[Extracts from a graphics dataset]
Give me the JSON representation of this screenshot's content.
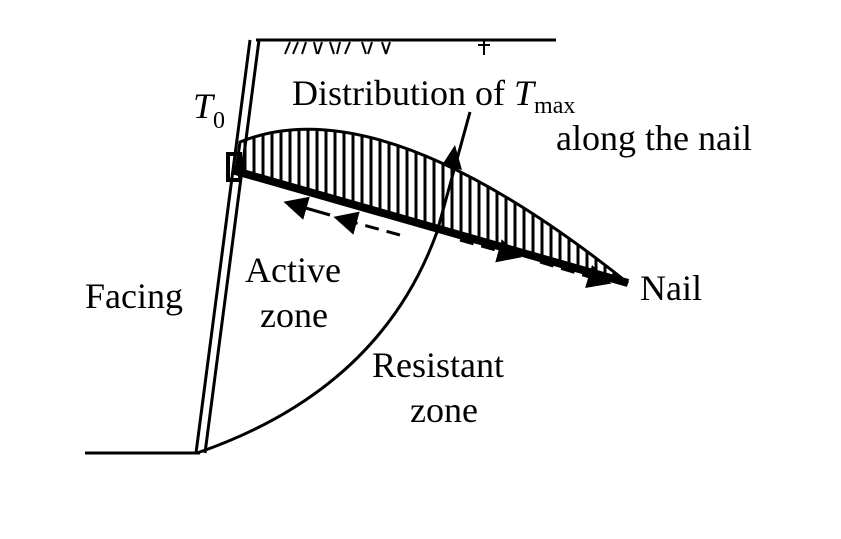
{
  "labels": {
    "t0": {
      "symbol": "T",
      "subscript": "0"
    },
    "distribution": {
      "line1": "Distribution of ",
      "symbol": "T",
      "subscript": "max",
      "line2": "along the nail"
    },
    "facing": "Facing",
    "active_zone": {
      "line1": "Active",
      "line2": "zone"
    },
    "resistant_zone": {
      "line1": "Resistant",
      "line2": "zone"
    },
    "nail": "Nail"
  }
}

• Stated exercise
Set the listing down in full and exactly. Pictures within it should not appear in the copy.

• Task response
Give me the JSON representation of this screenshot's content.
{
  "labels": {
    "t0": {
      "symbol": "T",
      "subscript": "0"
    },
    "distribution": {
      "line1": "Distribution of ",
      "symbol": "T",
      "subscript": "max",
      "line2": "along the nail"
    },
    "facing": "Facing",
    "active_zone": {
      "line1": "Active",
      "line2": "zone"
    },
    "resistant_zone": {
      "line1": "Resistant",
      "line2": "zone"
    },
    "nail": "Nail"
  }
}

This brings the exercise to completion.